• **Aim of the exercise**
Look through the lines and report how many include the word "交易信息", giving nothing but the number.

-- Start Available records --

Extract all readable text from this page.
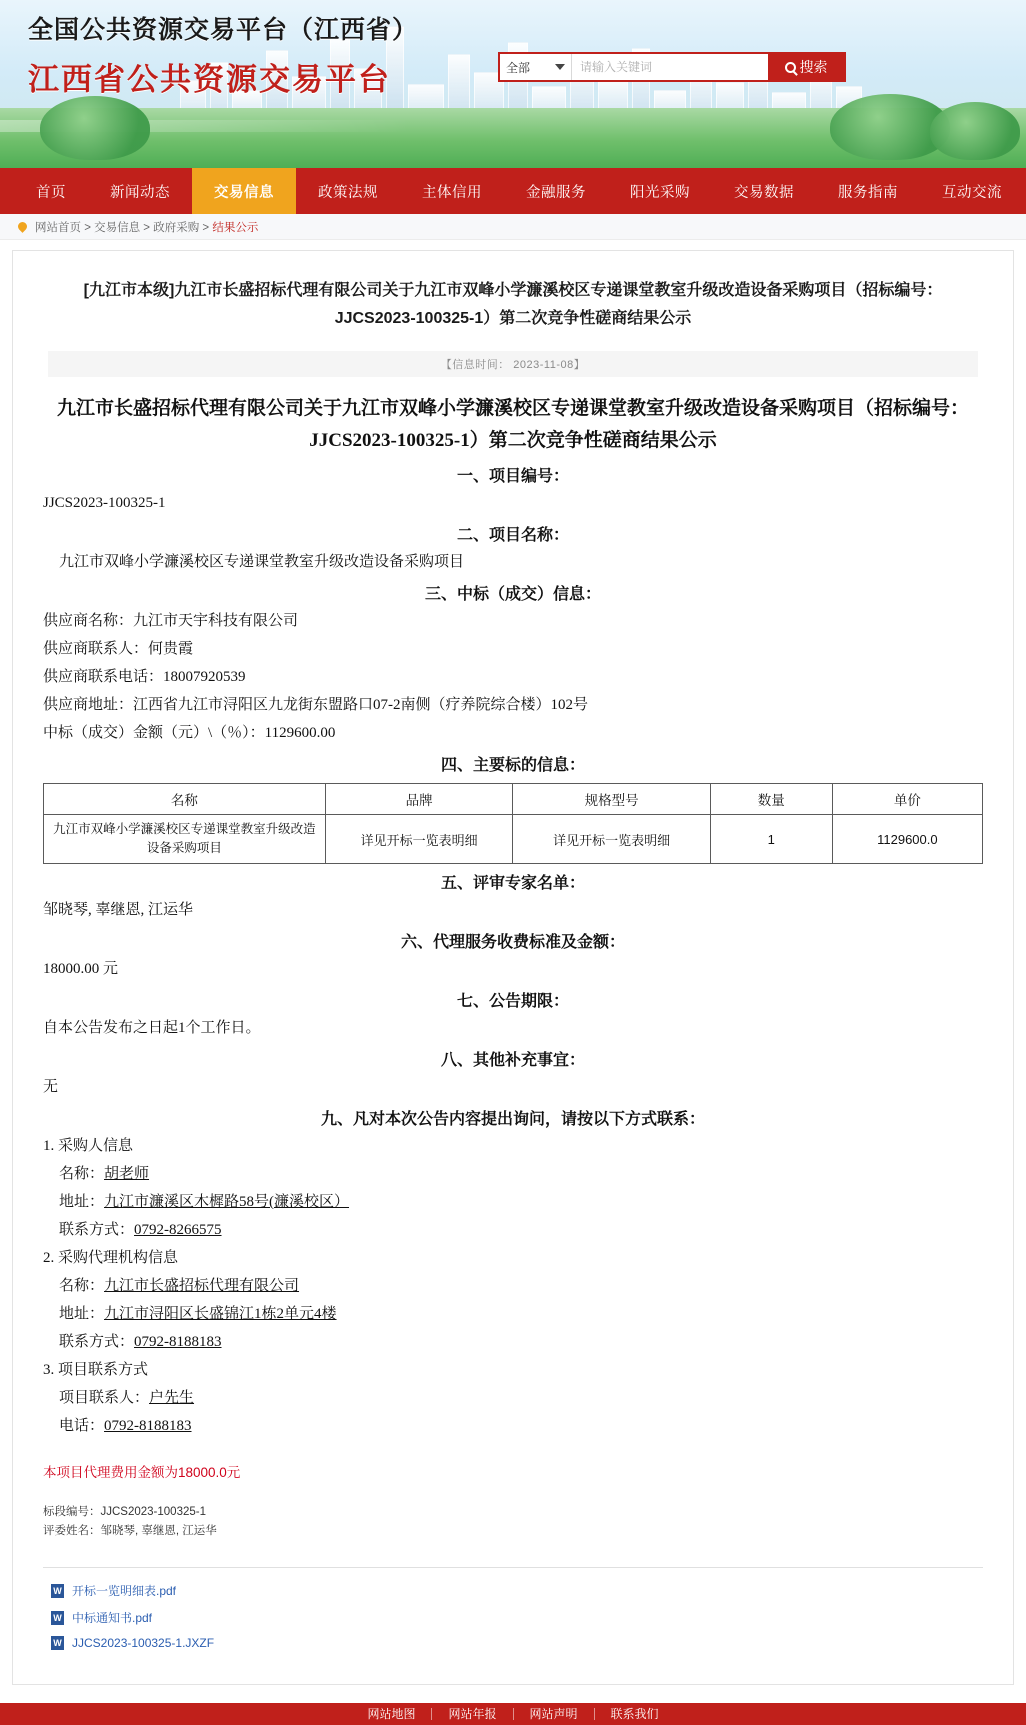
全国公共资源交易平台（江西省）
江西省公共资源交易平台	全部
请输入关键词	搜索
首页	新闻动态	交易信息	政策法规	主体信用	金融服务	阳光采购	交易数据	服务指南	互动交流
网站首页 > 交易信息 > 政府采购 > 结果公示
[九江市本级]九江市长盛招标代理有限公司关于九江市双峰小学濂溪校区专递课堂教室升级改造设备采购项目（招标编号：JJCS2023-100325-1）第二次竞争性磋商结果公示
【信息时间： 2023-11-08】
九江市长盛招标代理有限公司关于九江市双峰小学濂溪校区专递课堂教室升级改造设备采购项目（招标编号：JJCS2023-100325-1）第二次竞争性磋商结果公示
一、项目编号：
JJCS2023-100325-1
二、项目名称：
九江市双峰小学濂溪校区专递课堂教室升级改造设备采购项目
三、中标（成交）信息：
供应商名称：九江市天宇科技有限公司
供应商联系人：何贵霞
供应商联系电话：18007920539
供应商地址：江西省九江市浔阳区九龙街东盟路口07-2南侧（疗养院综合楼）102号
中标（成交）金额（元）\（％）：1129600.00
四、主要标的信息：
名称	品牌	规格型号	数量	单价
九江市双峰小学濂溪校区专递课堂教室升级改造设备采购项目	详见开标一览表明细	详见开标一览表明细	1	1129600.0
五、评审专家名单：
邹晓琴, 辜继恩, 江运华
六、代理服务收费标准及金额：
18000.00 元
七、公告期限：
自本公告发布之日起1个工作日。
八、其他补充事宜：
无
九、凡对本次公告内容提出询问，请按以下方式联系：
1. 采购人信息
名称：胡老师
地址：九江市濂溪区木樨路58号(濂溪校区）
联系方式：0792-8266575
2. 采购代理机构信息
名称：九江市长盛招标代理有限公司
地址：九江市浔阳区长盛锦江1栋2单元4楼
联系方式：0792-8188183
3. 项目联系方式
项目联系人：户先生
电话：0792-8188183
本项目代理费用金额为18000.0元
标段编号：JJCS2023-100325-1
评委姓名：邹晓琴, 辜继恩, 江运华
W 开标一览明细表.pdf
W 中标通知书.pdf
W JJCS2023-100325-1.JXZF
网站地图	网站年报	网站声明	联系我们
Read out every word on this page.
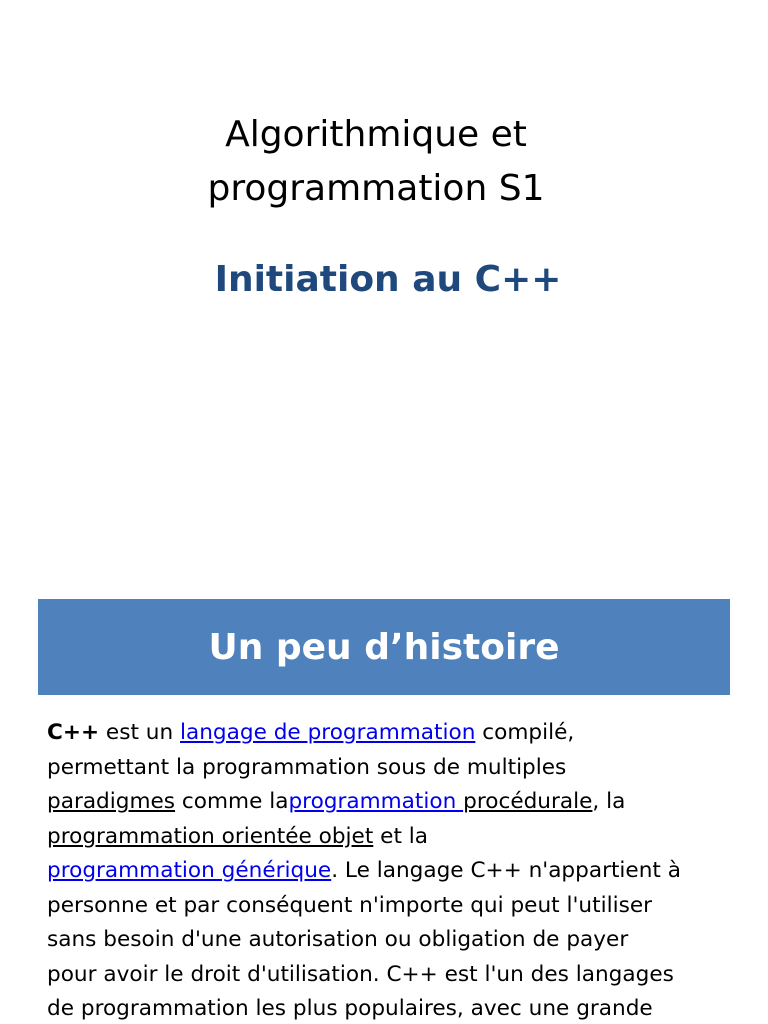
Algorithmique et
programmation S1
Initiation au C++
Un peu d’histoire
C++ est un langage de programmation compilé,
permettant la programmation sous de multiples
paradigmes comme laprogrammation procédurale, la
programmation orientée objet et la
programmation générique. Le langage C++ n'appartient à
personne et par conséquent n'importe qui peut l'utiliser
sans besoin d'une autorisation ou obligation de payer
pour avoir le droit d'utilisation. C++ est l'un des langages
de programmation les plus populaires, avec une grande
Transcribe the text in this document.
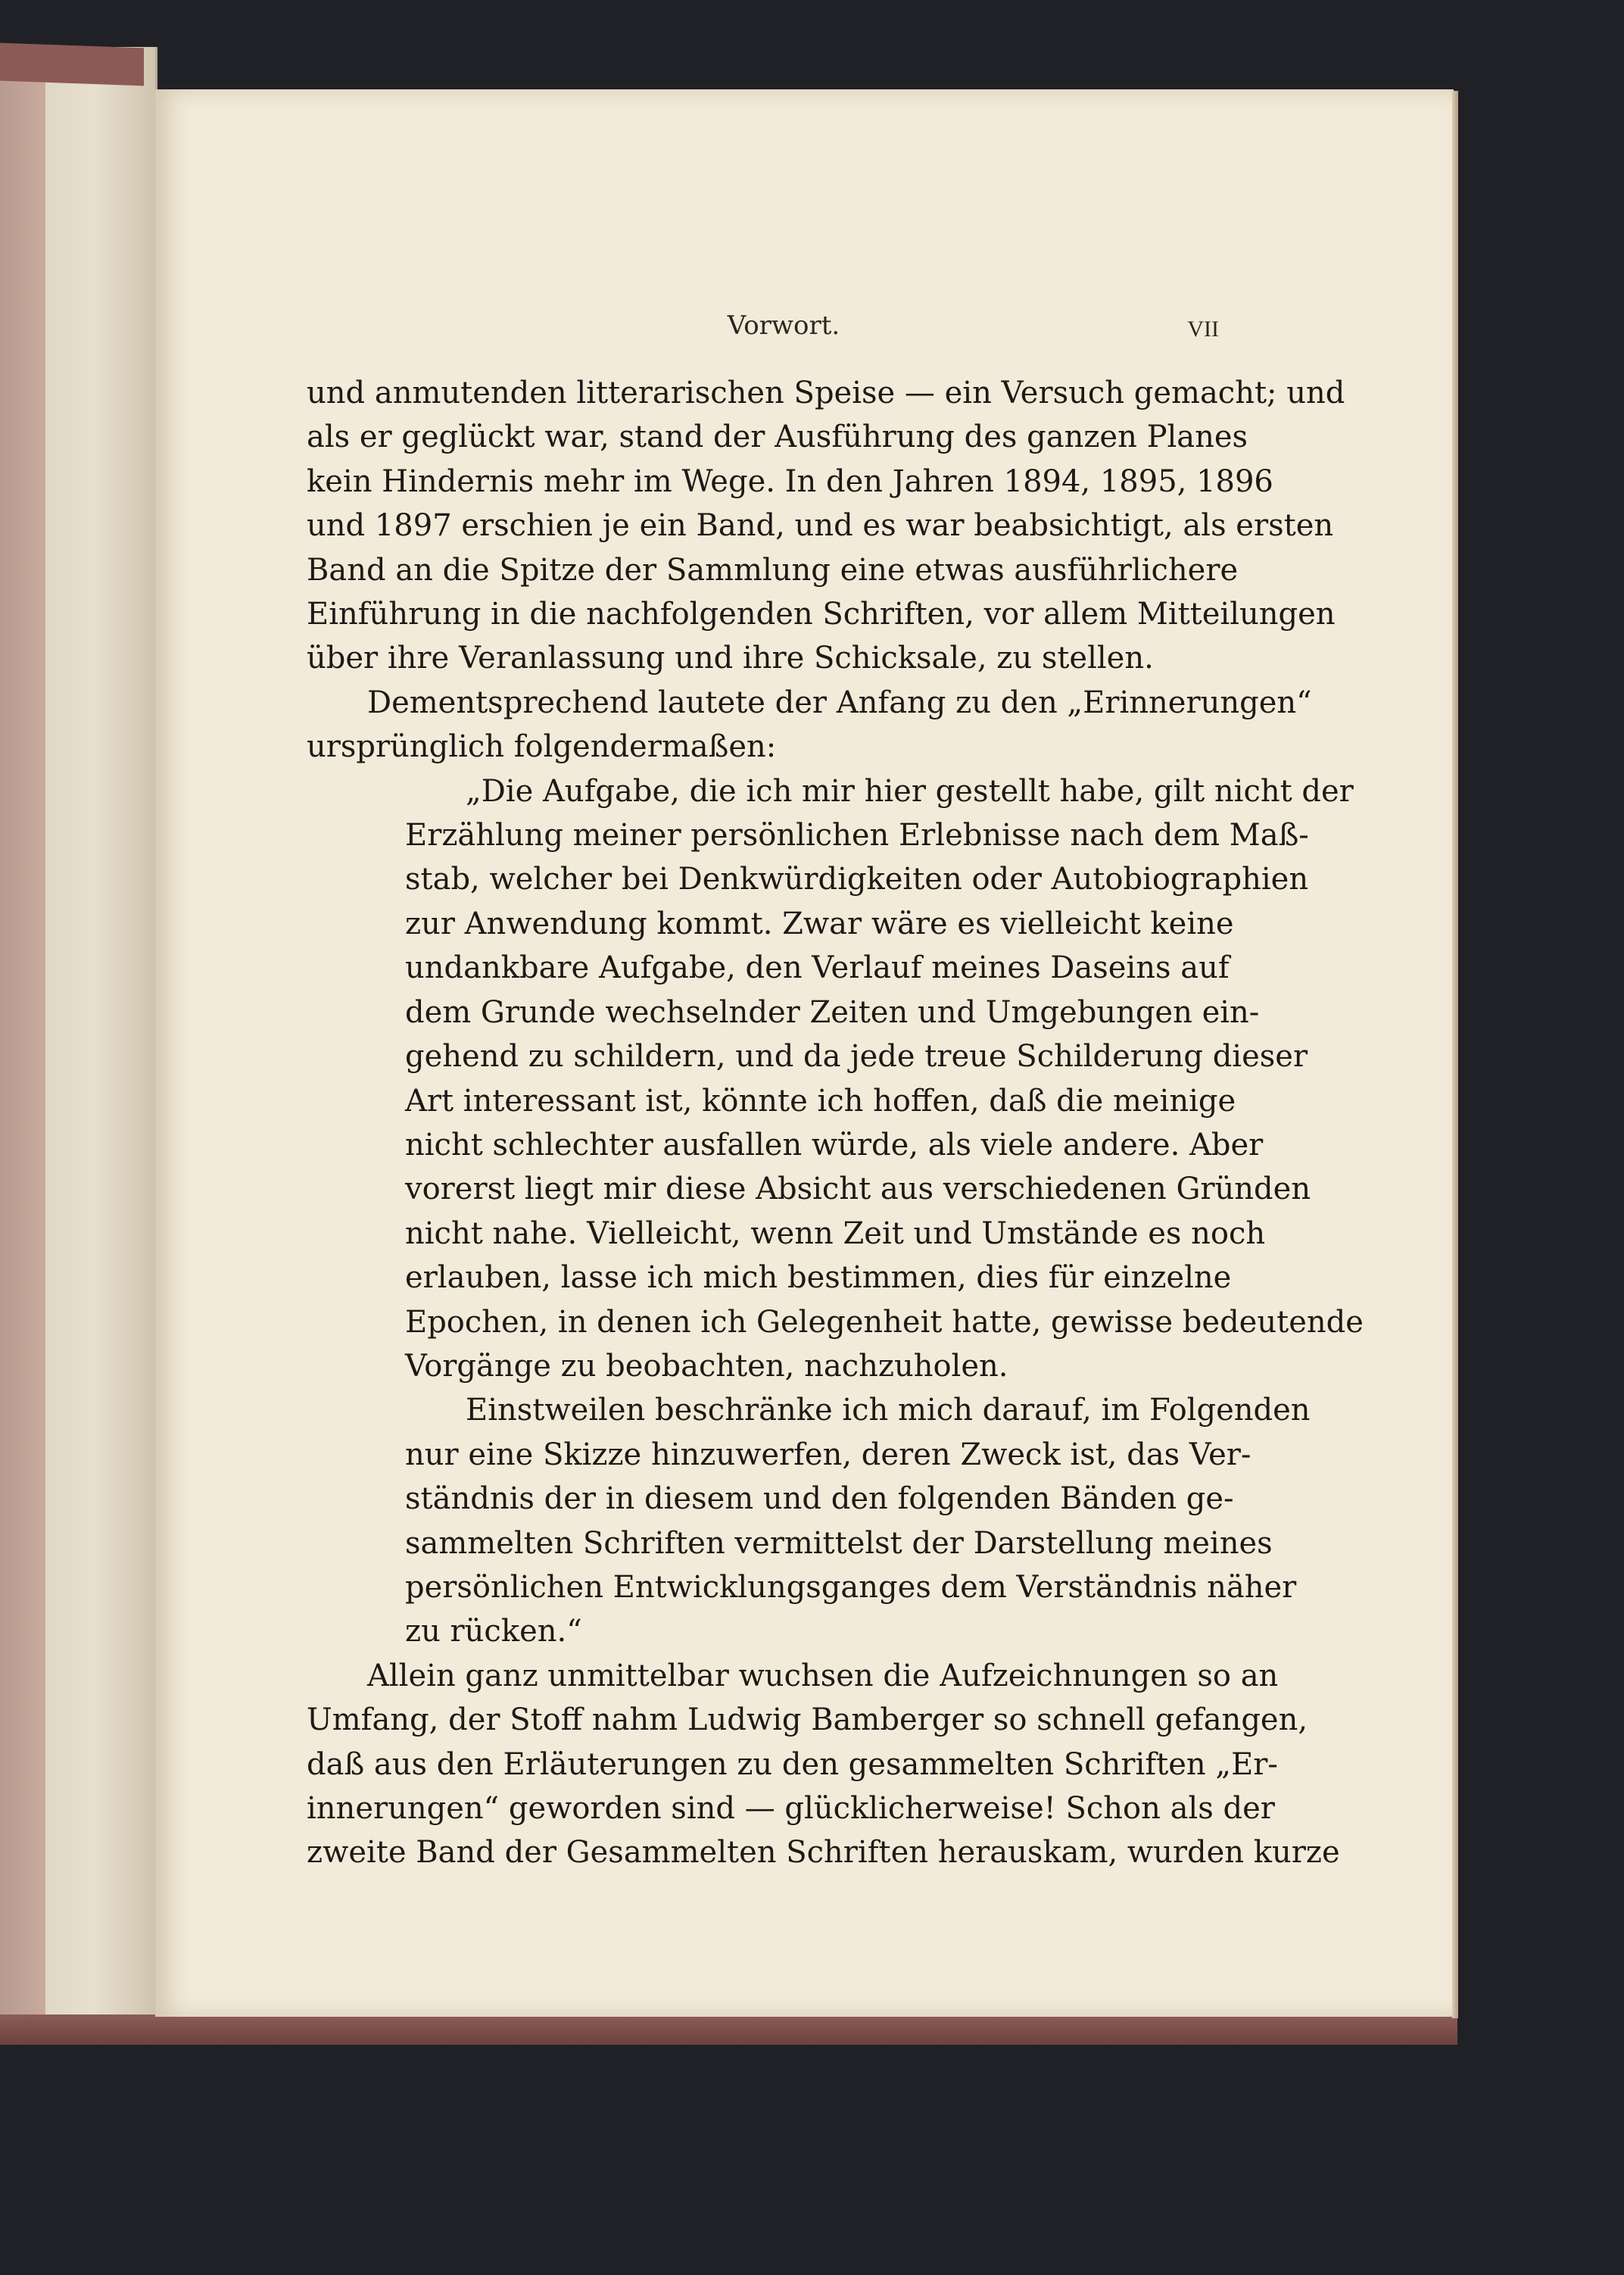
Vorwort.	VII

und anmutenden litterarischen Speise — ein Versuch gemacht; und
als er geglückt war, stand der Ausführung des ganzen Planes
kein Hindernis mehr im Wege. In den Jahren 1894, 1895, 1896
und 1897 erschien je ein Band, und es war beabsichtigt, als ersten
Band an die Spitze der Sammlung eine etwas ausführlichere
Einführung in die nachfolgenden Schriften, vor allem Mitteilungen
über ihre Veranlassung und ihre Schicksale, zu stellen.

Dementsprechend lautete der Anfang zu den „Erinnerungen“
ursprünglich folgendermaßen:

„Die Aufgabe, die ich mir hier gestellt habe, gilt nicht der
Erzählung meiner persönlichen Erlebnisse nach dem Maß-
stab, welcher bei Denkwürdigkeiten oder Autobiographien
zur Anwendung kommt. Zwar wäre es vielleicht keine
undankbare Aufgabe, den Verlauf meines Daseins auf
dem Grunde wechselnder Zeiten und Umgebungen ein-
gehend zu schildern, und da jede treue Schilderung dieser
Art interessant ist, könnte ich hoffen, daß die meinige
nicht schlechter ausfallen würde, als viele andere. Aber
vorerst liegt mir diese Absicht aus verschiedenen Gründen
nicht nahe. Vielleicht, wenn Zeit und Umstände es noch
erlauben, lasse ich mich bestimmen, dies für einzelne
Epochen, in denen ich Gelegenheit hatte, gewisse bedeutende
Vorgänge zu beobachten, nachzuholen.

Einstweilen beschränke ich mich darauf, im Folgenden
nur eine Skizze hinzuwerfen, deren Zweck ist, das Ver-
ständnis der in diesem und den folgenden Bänden ge-
sammelten Schriften vermittelst der Darstellung meines
persönlichen Entwicklungsganges dem Verständnis näher
zu rücken.“

Allein ganz unmittelbar wuchsen die Aufzeichnungen so an
Umfang, der Stoff nahm Ludwig Bamberger so schnell gefangen,
daß aus den Erläuterungen zu den gesammelten Schriften „Er-
innerungen“ geworden sind — glücklicherweise! Schon als der
zweite Band der Gesammelten Schriften herauskam, wurden kurze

-- End Available records --

• **Answer to this problem**
2